**DOCUMENT:**

====================

W3C home > Mailing lists > Public > public-webappsec@w3.org > January 2016

Re: In-browser sanitization vs. a “Safe Node” in the DOM

From: David Ross <drx@google.com>
Date: Sat, 23 Jan 2016 00:43:42 -0800
Message-ID: <CAMM+ux5ibJr1=fhLhGHsxjX0qtw8Wy6q-WPuP8PzxsfXy87oDg@mail.gmail.com>
To: Jim Manico <jim.manico@owasp.org>
Cc: Michal Zalewski <lcamtuf@coredump.cx>, Chris Palmer <palmer@google.com>, Crispin Cowan <crispin@microsoft.com>, Craig Francis <craig.francis@gmail.com>, Conrad Irwin <conrad.irwin@gmail.com>, "public-webappsec@w3.org" <public-webappsec@w3.org>
Ack, I have to admit my first sentence kind of mis-characterizes Jim's
position a bit.  Just to clarify: I understand that Jim isn't
advocating for the use of a big list of tags, etc. in the sanitizer or
its configuration.  Sorry about that!

Dave

On Sat, Jan 23, 2016 at 12:27 AM, David Ross <drx@google.com> wrote:
> Ok, I see that you're saying there would be less maintenance because
> the big list of hundreds of known-good tags, attributes, and CSS would
> be punted from sanitizer defaults to instead being specified in
> configuration.  But this doesn't mean that there is no list to manage
> _somewhere_.  It just changes the party responsible for managing the
> list.  I'd argue that the sanitizer itself is in the best position to
> get this right, which is why jSanity maintains a list of known-good
> tags, attributes, and CSS properties.

====================

**GIVEN DATA:**
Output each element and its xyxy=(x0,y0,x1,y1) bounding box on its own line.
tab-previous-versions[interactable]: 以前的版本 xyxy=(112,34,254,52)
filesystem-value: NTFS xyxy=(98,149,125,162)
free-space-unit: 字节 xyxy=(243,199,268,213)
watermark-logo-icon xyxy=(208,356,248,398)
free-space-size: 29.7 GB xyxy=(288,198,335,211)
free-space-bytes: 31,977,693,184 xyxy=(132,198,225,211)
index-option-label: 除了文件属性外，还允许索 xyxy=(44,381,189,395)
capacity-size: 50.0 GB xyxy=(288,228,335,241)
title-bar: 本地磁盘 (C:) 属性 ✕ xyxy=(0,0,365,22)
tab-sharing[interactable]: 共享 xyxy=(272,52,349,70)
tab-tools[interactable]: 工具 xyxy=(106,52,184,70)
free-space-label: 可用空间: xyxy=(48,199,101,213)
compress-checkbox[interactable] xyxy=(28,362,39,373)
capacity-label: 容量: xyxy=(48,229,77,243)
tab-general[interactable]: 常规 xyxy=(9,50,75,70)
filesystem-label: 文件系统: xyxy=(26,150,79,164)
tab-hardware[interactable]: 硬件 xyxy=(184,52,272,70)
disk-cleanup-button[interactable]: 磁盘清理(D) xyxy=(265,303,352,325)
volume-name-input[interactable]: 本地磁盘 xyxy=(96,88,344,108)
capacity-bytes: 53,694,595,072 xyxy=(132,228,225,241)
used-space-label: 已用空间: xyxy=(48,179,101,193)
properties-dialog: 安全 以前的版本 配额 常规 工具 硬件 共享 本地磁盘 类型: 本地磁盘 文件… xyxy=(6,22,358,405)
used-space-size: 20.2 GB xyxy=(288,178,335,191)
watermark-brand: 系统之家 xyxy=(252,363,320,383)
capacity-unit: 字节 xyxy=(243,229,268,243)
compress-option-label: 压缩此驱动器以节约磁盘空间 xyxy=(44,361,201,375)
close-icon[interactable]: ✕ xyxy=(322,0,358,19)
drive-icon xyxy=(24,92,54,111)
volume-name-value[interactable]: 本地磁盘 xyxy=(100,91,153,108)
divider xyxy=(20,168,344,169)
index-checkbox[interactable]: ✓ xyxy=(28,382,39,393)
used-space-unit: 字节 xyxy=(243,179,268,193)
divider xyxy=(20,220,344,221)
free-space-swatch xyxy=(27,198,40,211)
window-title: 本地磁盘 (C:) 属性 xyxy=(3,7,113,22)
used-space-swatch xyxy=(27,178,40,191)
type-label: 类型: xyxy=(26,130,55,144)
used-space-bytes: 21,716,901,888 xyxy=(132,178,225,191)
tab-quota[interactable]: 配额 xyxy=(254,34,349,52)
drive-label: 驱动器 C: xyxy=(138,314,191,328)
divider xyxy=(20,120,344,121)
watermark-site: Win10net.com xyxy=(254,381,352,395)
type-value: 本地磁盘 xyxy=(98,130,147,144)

====================

**TASK GOAL:** According to the mailing-list message, what does jSanity maintain?

**COMPLETED EXERCISE:** A list of known-good tags, attributes, and CSS properties.